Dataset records
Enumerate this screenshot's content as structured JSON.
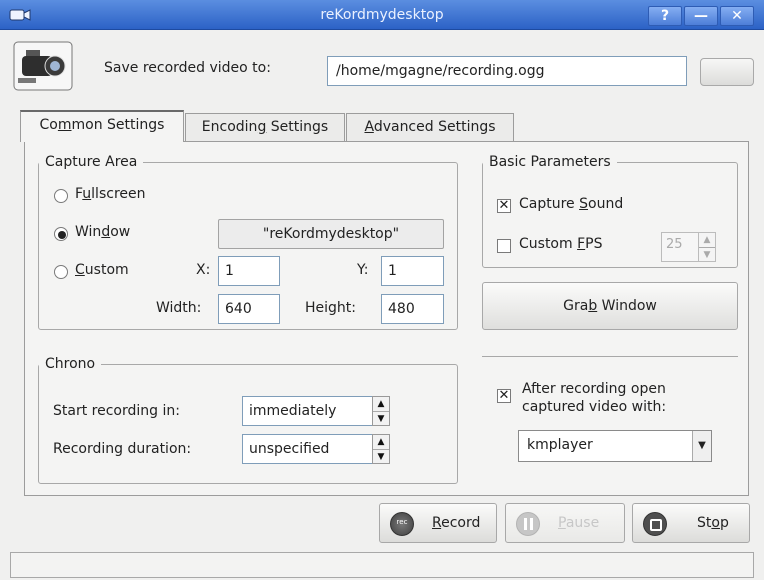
{
  "window": {
    "title": "reKordmydesktop",
    "help_label": "?",
    "minimize_label": "—",
    "close_label": "✕"
  },
  "top": {
    "save_label": "Save recorded video to:",
    "path_value": "/home/mgagne/recording.ogg",
    "browse_label": ""
  },
  "tabs": [
    {
      "label_pre": "Co",
      "label_u": "m",
      "label_post": "mon Settings"
    },
    {
      "label_pre": "Encodin",
      "label_u": "g",
      "label_post": " Settings"
    },
    {
      "label_pre": "",
      "label_u": "A",
      "label_post": "dvanced Settings"
    }
  ],
  "capture": {
    "legend": "Capture Area",
    "fullscreen_pre": "F",
    "fullscreen_u": "u",
    "fullscreen_post": "llscreen",
    "window_pre": "Win",
    "window_u": "d",
    "window_post": "ow",
    "window_name": "\"reKordmydesktop\"",
    "custom_pre": "",
    "custom_u": "C",
    "custom_post": "ustom",
    "x_label": "X:",
    "x_value": "1",
    "y_label": "Y:",
    "y_value": "1",
    "width_label": "Width:",
    "width_value": "640",
    "height_label": "Height:",
    "height_value": "480"
  },
  "basic": {
    "legend": "Basic Parameters",
    "capture_sound_pre": "Capture ",
    "capture_sound_u": "S",
    "capture_sound_post": "ound",
    "custom_fps_pre": "Custom ",
    "custom_fps_u": "F",
    "custom_fps_post": "PS",
    "fps_value": "25"
  },
  "grab_button": {
    "pre": "Gra",
    "u": "b",
    "post": " Window"
  },
  "chrono": {
    "legend": "Chrono",
    "start_label": "Start recording in:",
    "start_value": "immediately",
    "duration_label": "Recording duration:",
    "duration_value": "unspecified"
  },
  "after": {
    "label_line1": "After recording open",
    "label_line2": "captured video with:",
    "player": "kmplayer"
  },
  "buttons": {
    "record_pre": "",
    "record_u": "R",
    "record_post": "ecord",
    "pause_pre": "",
    "pause_u": "P",
    "pause_post": "ause",
    "stop_pre": "St",
    "stop_u": "o",
    "stop_post": "p"
  },
  "state": {
    "capture_mode": "window",
    "capture_sound": true,
    "custom_fps": false,
    "open_after_recording": true,
    "active_tab": "common"
  }
}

== Exercise instructions ==
Leave out the pictures and transcribe the entries above exactly.

== Response ==
Enumerate this screenshot's content as structured JSON.
{
  "window": {
    "title": "reKordmydesktop",
    "help_label": "?",
    "minimize_label": "—",
    "close_label": "✕"
  },
  "top": {
    "save_label": "Save recorded video to:",
    "path_value": "/home/mgagne/recording.ogg",
    "browse_label": ""
  },
  "tabs": [
    {
      "label_pre": "Co",
      "label_u": "m",
      "label_post": "mon Settings"
    },
    {
      "label_pre": "Encodin",
      "label_u": "g",
      "label_post": " Settings"
    },
    {
      "label_pre": "",
      "label_u": "A",
      "label_post": "dvanced Settings"
    }
  ],
  "capture": {
    "legend": "Capture Area",
    "fullscreen_pre": "F",
    "fullscreen_u": "u",
    "fullscreen_post": "llscreen",
    "window_pre": "Win",
    "window_u": "d",
    "window_post": "ow",
    "window_name": "\"reKordmydesktop\"",
    "custom_pre": "",
    "custom_u": "C",
    "custom_post": "ustom",
    "x_label": "X:",
    "x_value": "1",
    "y_label": "Y:",
    "y_value": "1",
    "width_label": "Width:",
    "width_value": "640",
    "height_label": "Height:",
    "height_value": "480"
  },
  "basic": {
    "legend": "Basic Parameters",
    "capture_sound_pre": "Capture ",
    "capture_sound_u": "S",
    "capture_sound_post": "ound",
    "custom_fps_pre": "Custom ",
    "custom_fps_u": "F",
    "custom_fps_post": "PS",
    "fps_value": "25"
  },
  "grab_button": {
    "pre": "Gra",
    "u": "b",
    "post": " Window"
  },
  "chrono": {
    "legend": "Chrono",
    "start_label": "Start recording in:",
    "start_value": "immediately",
    "duration_label": "Recording duration:",
    "duration_value": "unspecified"
  },
  "after": {
    "label_line1": "After recording open",
    "label_line2": "captured video with:",
    "player": "kmplayer"
  },
  "buttons": {
    "record_pre": "",
    "record_u": "R",
    "record_post": "ecord",
    "pause_pre": "",
    "pause_u": "P",
    "pause_post": "ause",
    "stop_pre": "St",
    "stop_u": "o",
    "stop_post": "p"
  },
  "state": {
    "capture_mode": "window",
    "capture_sound": true,
    "custom_fps": false,
    "open_after_recording": true,
    "active_tab": "common"
  }
}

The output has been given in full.